Go through the entries below and write each one out exactly.

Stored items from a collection

- - - -

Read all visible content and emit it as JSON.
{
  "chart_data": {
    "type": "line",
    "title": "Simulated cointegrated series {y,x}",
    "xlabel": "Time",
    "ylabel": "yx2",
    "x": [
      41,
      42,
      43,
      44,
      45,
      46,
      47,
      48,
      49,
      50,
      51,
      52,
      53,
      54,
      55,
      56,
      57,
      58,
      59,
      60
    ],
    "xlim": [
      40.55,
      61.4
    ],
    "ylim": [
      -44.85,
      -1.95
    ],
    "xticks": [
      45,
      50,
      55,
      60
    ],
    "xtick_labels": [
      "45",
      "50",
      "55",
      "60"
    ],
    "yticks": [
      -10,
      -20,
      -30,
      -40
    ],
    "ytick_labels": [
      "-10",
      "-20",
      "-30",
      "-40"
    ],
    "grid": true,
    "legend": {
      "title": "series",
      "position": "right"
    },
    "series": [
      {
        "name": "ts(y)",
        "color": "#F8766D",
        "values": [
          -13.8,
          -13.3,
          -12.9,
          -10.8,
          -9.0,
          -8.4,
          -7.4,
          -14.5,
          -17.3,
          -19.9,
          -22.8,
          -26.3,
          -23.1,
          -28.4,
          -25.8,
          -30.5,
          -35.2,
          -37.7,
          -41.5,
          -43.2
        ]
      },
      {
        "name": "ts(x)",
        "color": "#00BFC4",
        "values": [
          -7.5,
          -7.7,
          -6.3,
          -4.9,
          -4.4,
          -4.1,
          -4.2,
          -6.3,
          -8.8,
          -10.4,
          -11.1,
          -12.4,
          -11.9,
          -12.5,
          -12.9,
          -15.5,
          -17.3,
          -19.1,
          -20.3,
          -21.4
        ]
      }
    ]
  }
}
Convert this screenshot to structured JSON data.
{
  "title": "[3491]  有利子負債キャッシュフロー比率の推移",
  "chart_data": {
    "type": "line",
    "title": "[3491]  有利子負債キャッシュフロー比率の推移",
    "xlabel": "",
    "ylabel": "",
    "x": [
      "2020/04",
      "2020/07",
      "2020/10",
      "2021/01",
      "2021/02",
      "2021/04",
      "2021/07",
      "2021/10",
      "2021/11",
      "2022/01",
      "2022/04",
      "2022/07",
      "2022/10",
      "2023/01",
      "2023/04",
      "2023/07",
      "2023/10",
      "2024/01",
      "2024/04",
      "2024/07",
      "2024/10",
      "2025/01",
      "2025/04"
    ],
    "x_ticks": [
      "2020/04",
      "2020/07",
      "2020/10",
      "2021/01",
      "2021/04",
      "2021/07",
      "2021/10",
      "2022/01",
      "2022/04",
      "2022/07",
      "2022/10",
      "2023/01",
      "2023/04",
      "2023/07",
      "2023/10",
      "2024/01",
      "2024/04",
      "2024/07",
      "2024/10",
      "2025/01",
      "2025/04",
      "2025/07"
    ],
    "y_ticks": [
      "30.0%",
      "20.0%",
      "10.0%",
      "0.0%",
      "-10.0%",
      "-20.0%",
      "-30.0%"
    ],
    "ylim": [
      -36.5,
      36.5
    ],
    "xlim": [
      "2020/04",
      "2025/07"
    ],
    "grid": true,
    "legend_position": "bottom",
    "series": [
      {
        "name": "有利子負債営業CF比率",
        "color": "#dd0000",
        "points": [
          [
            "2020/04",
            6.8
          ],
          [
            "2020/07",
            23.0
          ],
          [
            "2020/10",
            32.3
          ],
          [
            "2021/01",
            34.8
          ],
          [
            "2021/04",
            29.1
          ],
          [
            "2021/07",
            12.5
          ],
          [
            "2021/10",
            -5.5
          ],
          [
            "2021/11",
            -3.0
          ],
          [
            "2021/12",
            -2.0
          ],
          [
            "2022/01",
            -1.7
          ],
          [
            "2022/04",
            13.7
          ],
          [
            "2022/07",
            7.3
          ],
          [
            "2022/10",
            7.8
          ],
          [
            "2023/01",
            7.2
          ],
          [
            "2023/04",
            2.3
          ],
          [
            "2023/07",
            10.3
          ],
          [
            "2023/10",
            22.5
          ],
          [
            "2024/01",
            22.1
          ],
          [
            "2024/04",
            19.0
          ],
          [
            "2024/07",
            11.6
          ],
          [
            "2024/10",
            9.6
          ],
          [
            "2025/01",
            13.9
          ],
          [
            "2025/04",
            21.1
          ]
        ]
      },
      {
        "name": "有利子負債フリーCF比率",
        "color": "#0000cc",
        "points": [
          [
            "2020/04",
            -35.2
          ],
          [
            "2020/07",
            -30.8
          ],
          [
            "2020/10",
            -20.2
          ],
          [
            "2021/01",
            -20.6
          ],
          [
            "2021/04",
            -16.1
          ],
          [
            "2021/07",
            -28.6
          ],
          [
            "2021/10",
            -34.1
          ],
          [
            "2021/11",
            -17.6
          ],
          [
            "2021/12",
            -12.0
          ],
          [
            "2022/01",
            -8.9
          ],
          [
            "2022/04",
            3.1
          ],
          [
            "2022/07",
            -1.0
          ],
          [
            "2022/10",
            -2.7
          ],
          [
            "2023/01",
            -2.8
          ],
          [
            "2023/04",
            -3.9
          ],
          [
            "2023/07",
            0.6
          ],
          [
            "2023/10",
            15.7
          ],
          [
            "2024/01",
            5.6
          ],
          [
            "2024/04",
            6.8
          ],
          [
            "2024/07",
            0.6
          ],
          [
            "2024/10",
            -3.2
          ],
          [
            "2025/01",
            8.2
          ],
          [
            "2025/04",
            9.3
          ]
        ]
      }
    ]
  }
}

- - - -

OUTPUT OF THE TASK
Read all visible content and emit it as JSON.
{
  "chart_data": {
    "type": "line",
    "title": "Simulated cointegrated series {y,x}",
    "xlabel": "Time",
    "ylabel": "yx2",
    "x": [
      41,
      42,
      43,
      44,
      45,
      46,
      47,
      48,
      49,
      50,
      51,
      52,
      53,
      54,
      55,
      56,
      57,
      58,
      59,
      60
    ],
    "xlim": [
      40.55,
      61.4
    ],
    "ylim": [
      -44.85,
      -1.95
    ],
    "xticks": [
      45,
      50,
      55,
      60
    ],
    "xtick_labels": [
      "45",
      "50",
      "55",
      "60"
    ],
    "yticks": [
      -10,
      -20,
      -30,
      -40
    ],
    "ytick_labels": [
      "-10",
      "-20",
      "-30",
      "-40"
    ],
    "grid": true,
    "legend": {
      "title": "series",
      "position": "right"
    },
    "series": [
      {
        "name": "ts(y)",
        "color": "#F8766D",
        "values": [
          -13.8,
          -13.3,
          -12.9,
          -10.8,
          -9.0,
          -8.4,
          -7.4,
          -14.5,
          -17.3,
          -19.9,
          -22.8,
          -26.3,
          -23.1,
          -28.4,
          -25.8,
          -30.5,
          -35.2,
          -37.7,
          -41.5,
          -43.2
        ]
      },
      {
        "name": "ts(x)",
        "color": "#00BFC4",
        "values": [
          -7.5,
          -7.7,
          -6.3,
          -4.9,
          -4.4,
          -4.1,
          -4.2,
          -6.3,
          -8.8,
          -10.4,
          -11.1,
          -12.4,
          -11.9,
          -12.5,
          -12.9,
          -15.5,
          -17.3,
          -19.1,
          -20.3,
          -21.4
        ]
      }
    ]
  }
}
Convert this screenshot to structured JSON data.
{
  "title": "[3491]  有利子負債キャッシュフロー比率の推移",
  "chart_data": {
    "type": "line",
    "title": "[3491]  有利子負債キャッシュフロー比率の推移",
    "xlabel": "",
    "ylabel": "",
    "x": [
      "2020/04",
      "2020/07",
      "2020/10",
      "2021/01",
      "2021/02",
      "2021/04",
      "2021/07",
      "2021/10",
      "2021/11",
      "2022/01",
      "2022/04",
      "2022/07",
      "2022/10",
      "2023/01",
      "2023/04",
      "2023/07",
      "2023/10",
      "2024/01",
      "2024/04",
      "2024/07",
      "2024/10",
      "2025/01",
      "2025/04"
    ],
    "x_ticks": [
      "2020/04",
      "2020/07",
      "2020/10",
      "2021/01",
      "2021/04",
      "2021/07",
      "2021/10",
      "2022/01",
      "2022/04",
      "2022/07",
      "2022/10",
      "2023/01",
      "2023/04",
      "2023/07",
      "2023/10",
      "2024/01",
      "2024/04",
      "2024/07",
      "2024/10",
      "2025/01",
      "2025/04",
      "2025/07"
    ],
    "y_ticks": [
      "30.0%",
      "20.0%",
      "10.0%",
      "0.0%",
      "-10.0%",
      "-20.0%",
      "-30.0%"
    ],
    "ylim": [
      -36.5,
      36.5
    ],
    "xlim": [
      "2020/04",
      "2025/07"
    ],
    "grid": true,
    "legend_position": "bottom",
    "series": [
      {
        "name": "有利子負債営業CF比率",
        "color": "#dd0000",
        "points": [
          [
            "2020/04",
            6.8
          ],
          [
            "2020/07",
            23.0
          ],
          [
            "2020/10",
            32.3
          ],
          [
            "2021/01",
            34.8
          ],
          [
            "2021/04",
            29.1
          ],
          [
            "2021/07",
            12.5
          ],
          [
            "2021/10",
            -5.5
          ],
          [
            "2021/11",
            -3.0
          ],
          [
            "2021/12",
            -2.0
          ],
          [
            "2022/01",
            -1.7
          ],
          [
            "2022/04",
            13.7
          ],
          [
            "2022/07",
            7.3
          ],
          [
            "2022/10",
            7.8
          ],
          [
            "2023/01",
            7.2
          ],
          [
            "2023/04",
            2.3
          ],
          [
            "2023/07",
            10.3
          ],
          [
            "2023/10",
            22.5
          ],
          [
            "2024/01",
            22.1
          ],
          [
            "2024/04",
            19.0
          ],
          [
            "2024/07",
            11.6
          ],
          [
            "2024/10",
            9.6
          ],
          [
            "2025/01",
            13.9
          ],
          [
            "2025/04",
            21.1
          ]
        ]
      },
      {
        "name": "有利子負債フリーCF比率",
        "color": "#0000cc",
        "points": [
          [
            "2020/04",
            -35.2
          ],
          [
            "2020/07",
            -30.8
          ],
          [
            "2020/10",
            -20.2
          ],
          [
            "2021/01",
            -20.6
          ],
          [
            "2021/04",
            -16.1
          ],
          [
            "2021/07",
            -28.6
          ],
          [
            "2021/10",
            -34.1
          ],
          [
            "2021/11",
            -17.6
          ],
          [
            "2021/12",
            -12.0
          ],
          [
            "2022/01",
            -8.9
          ],
          [
            "2022/04",
            3.1
          ],
          [
            "2022/07",
            -1.0
          ],
          [
            "2022/10",
            -2.7
          ],
          [
            "2023/01",
            -2.8
          ],
          [
            "2023/04",
            -3.9
          ],
          [
            "2023/07",
            0.6
          ],
          [
            "2023/10",
            15.7
          ],
          [
            "2024/01",
            5.6
          ],
          [
            "2024/04",
            6.8
          ],
          [
            "2024/07",
            0.6
          ],
          [
            "2024/10",
            -3.2
          ],
          [
            "2025/01",
            8.2
          ],
          [
            "2025/04",
            9.3
          ]
        ]
      }
    ]
  }
}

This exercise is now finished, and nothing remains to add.